▸ **AIM**
Write out the listing below exactly, and omit any images you find in it.

Data excerpts:

------

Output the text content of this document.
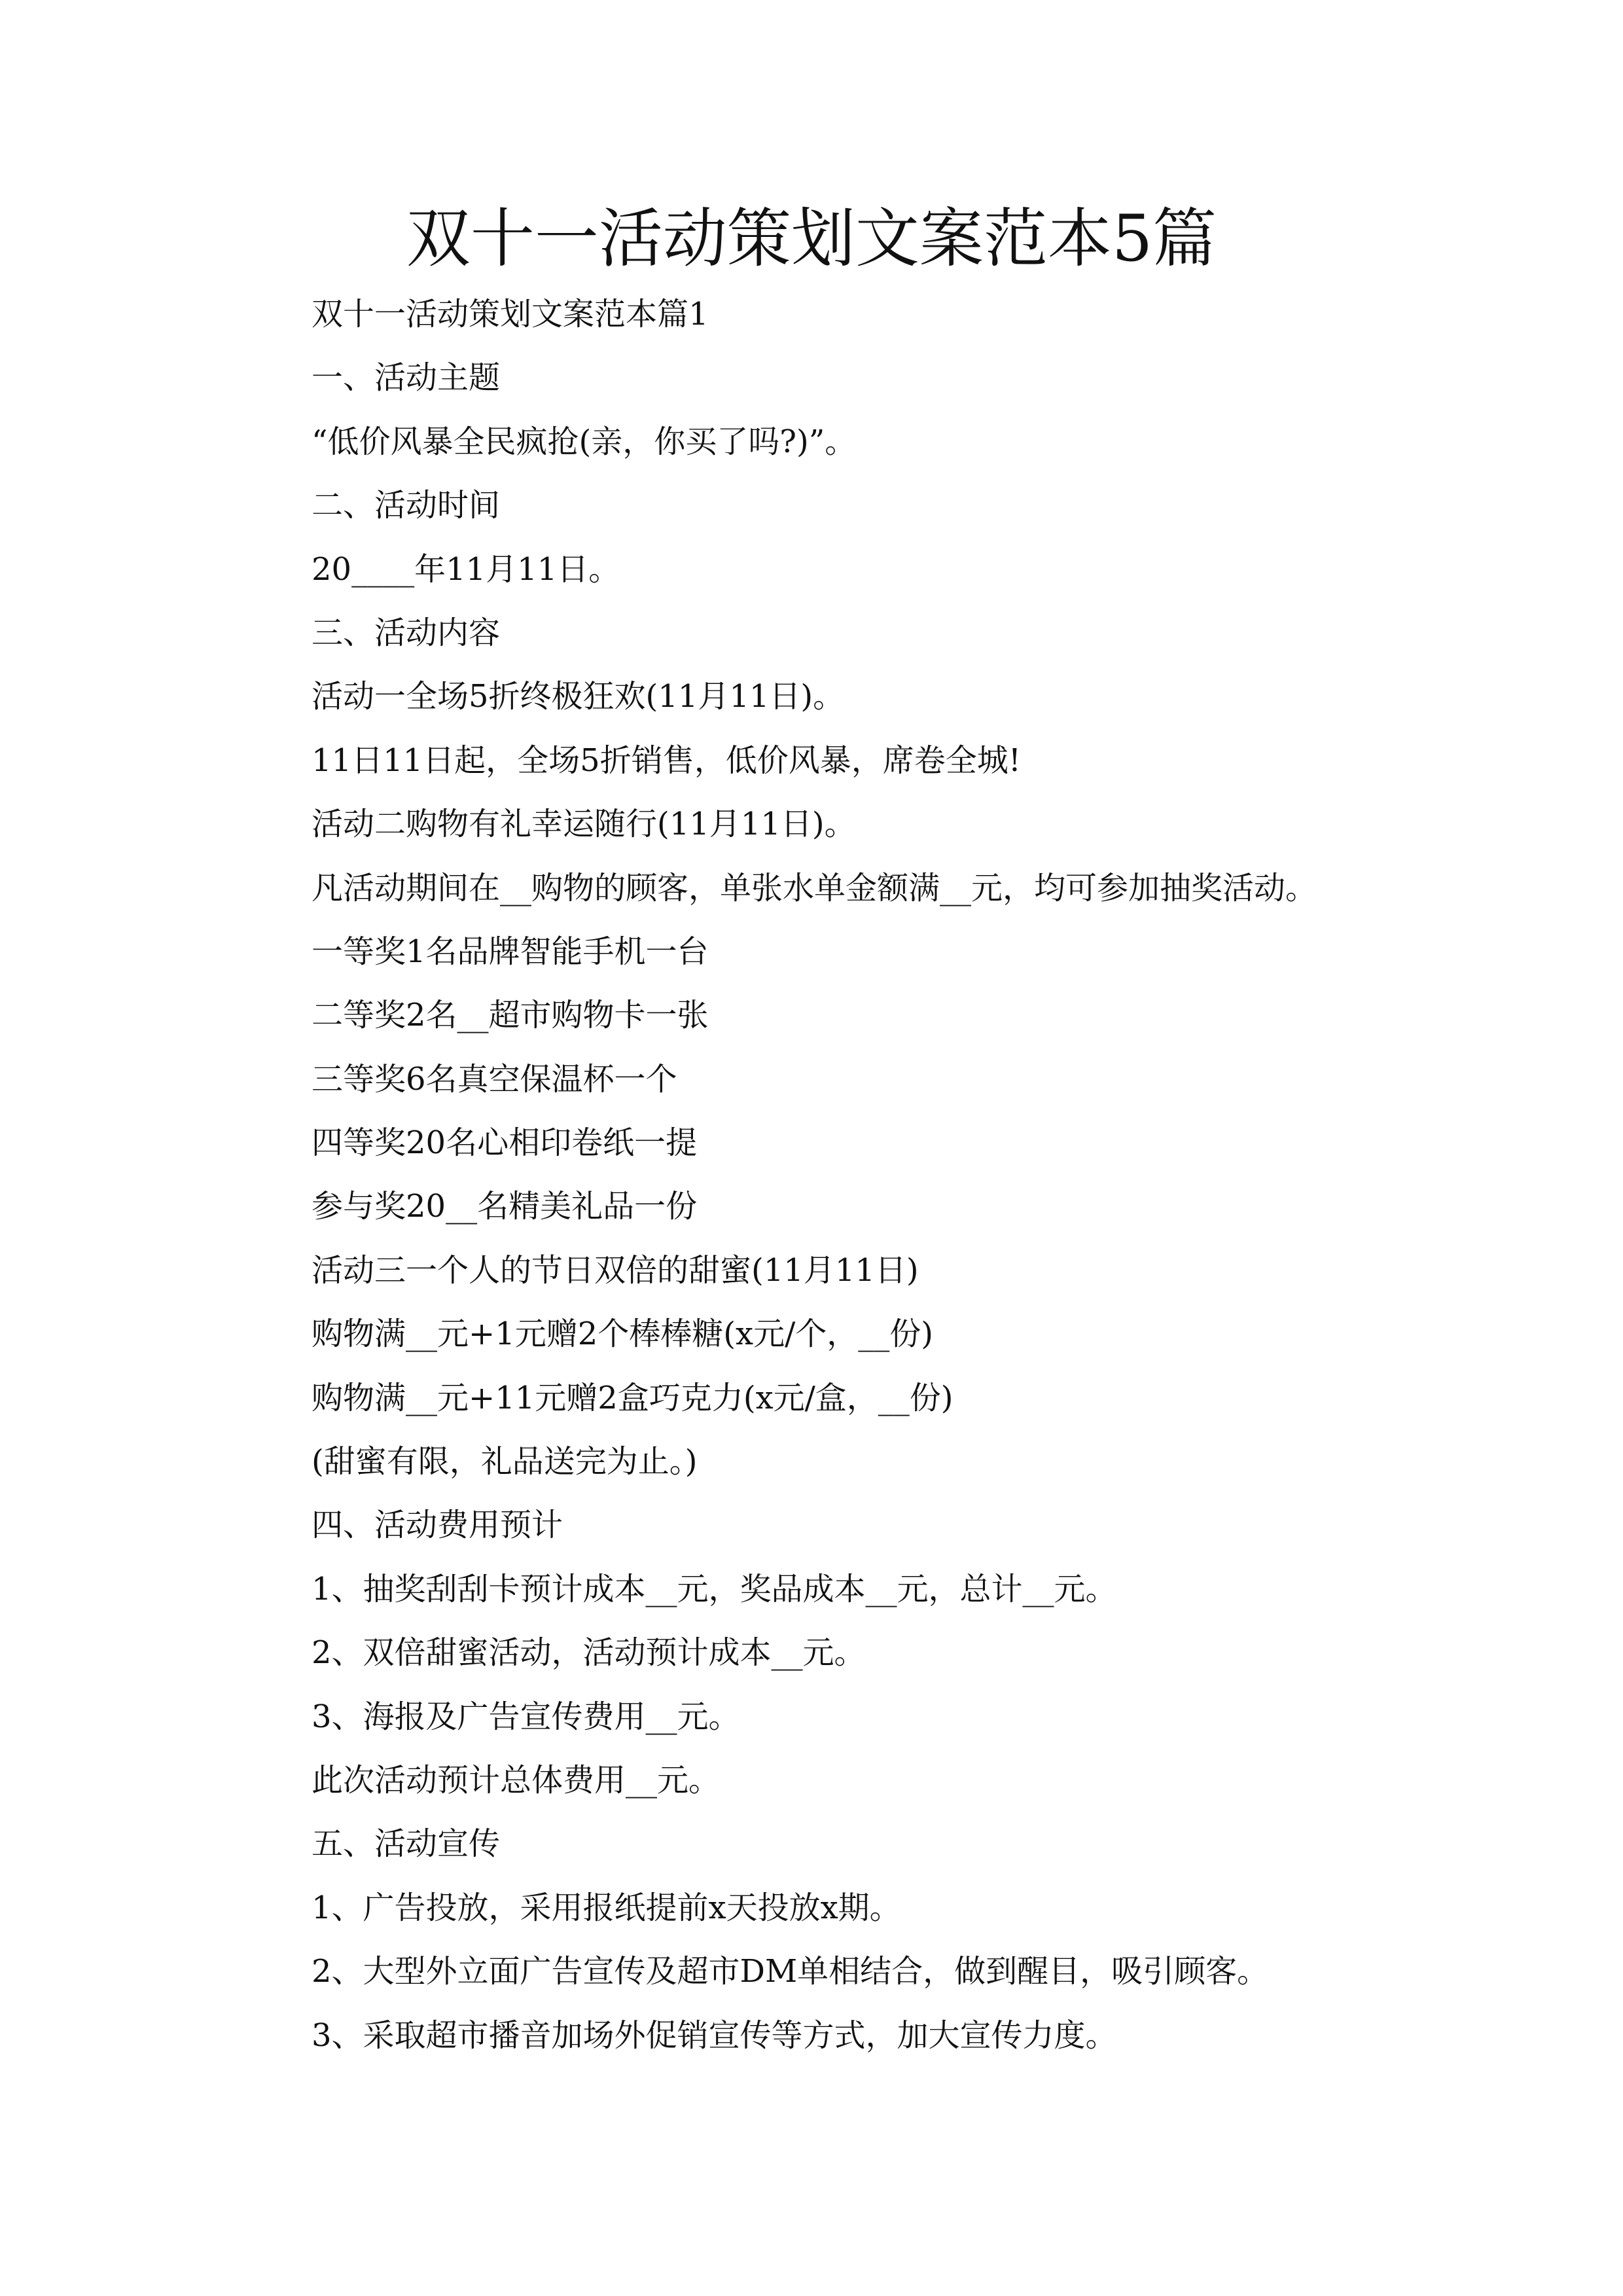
双十一活动策划文案范本5篇
双十一活动策划文案范本篇1
一、活动主题
“低价风暴全民疯抢(亲，你买了吗?)”。
二、活动时间
20____年11月11日。
三、活动内容
活动一全场5折终极狂欢(11月11日)。
11日11日起，全场5折销售，低价风暴，席卷全城!
活动二购物有礼幸运随行(11月11日)。
凡活动期间在__购物的顾客，单张水单金额满__元，均可参加抽奖活动。
一等奖1名品牌智能手机一台
二等奖2名__超市购物卡一张
三等奖6名真空保温杯一个
四等奖20名心相印卷纸一提
参与奖20__名精美礼品一份
活动三一个人的节日双倍的甜蜜(11月11日)
购物满__元+1元赠2个棒棒糖(x元/个，__份)
购物满__元+11元赠2盒巧克力(x元/盒，__份)
(甜蜜有限，礼品送完为止。)
四、活动费用预计
1、抽奖刮刮卡预计成本__元，奖品成本__元，总计__元。
2、双倍甜蜜活动，活动预计成本__元。
3、海报及广告宣传费用__元。
此次活动预计总体费用__元。
五、活动宣传
1、广告投放，采用报纸提前x天投放x期。
2、大型外立面广告宣传及超市DM单相结合，做到醒目，吸引顾客。
3、采取超市播音加场外促销宣传等方式，加大宣传力度。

------

▸ **RESULT FOR THIS TASK**
Output the text content of this document.
双十一活动策划文案范本5篇
双十一活动策划文案范本篇1
一、活动主题
“低价风暴全民疯抢(亲，你买了吗?)”。
二、活动时间
20____年11月11日。
三、活动内容
活动一全场5折终极狂欢(11月11日)。
11日11日起，全场5折销售，低价风暴，席卷全城!
活动二购物有礼幸运随行(11月11日)。
凡活动期间在__购物的顾客，单张水单金额满__元，均可参加抽奖活动。
一等奖1名品牌智能手机一台
二等奖2名__超市购物卡一张
三等奖6名真空保温杯一个
四等奖20名心相印卷纸一提
参与奖20__名精美礼品一份
活动三一个人的节日双倍的甜蜜(11月11日)
购物满__元+1元赠2个棒棒糖(x元/个，__份)
购物满__元+11元赠2盒巧克力(x元/盒，__份)
(甜蜜有限，礼品送完为止。)
四、活动费用预计
1、抽奖刮刮卡预计成本__元，奖品成本__元，总计__元。
2、双倍甜蜜活动，活动预计成本__元。
3、海报及广告宣传费用__元。
此次活动预计总体费用__元。
五、活动宣传
1、广告投放，采用报纸提前x天投放x期。
2、大型外立面广告宣传及超市DM单相结合，做到醒目，吸引顾客。
3、采取超市播音加场外促销宣传等方式，加大宣传力度。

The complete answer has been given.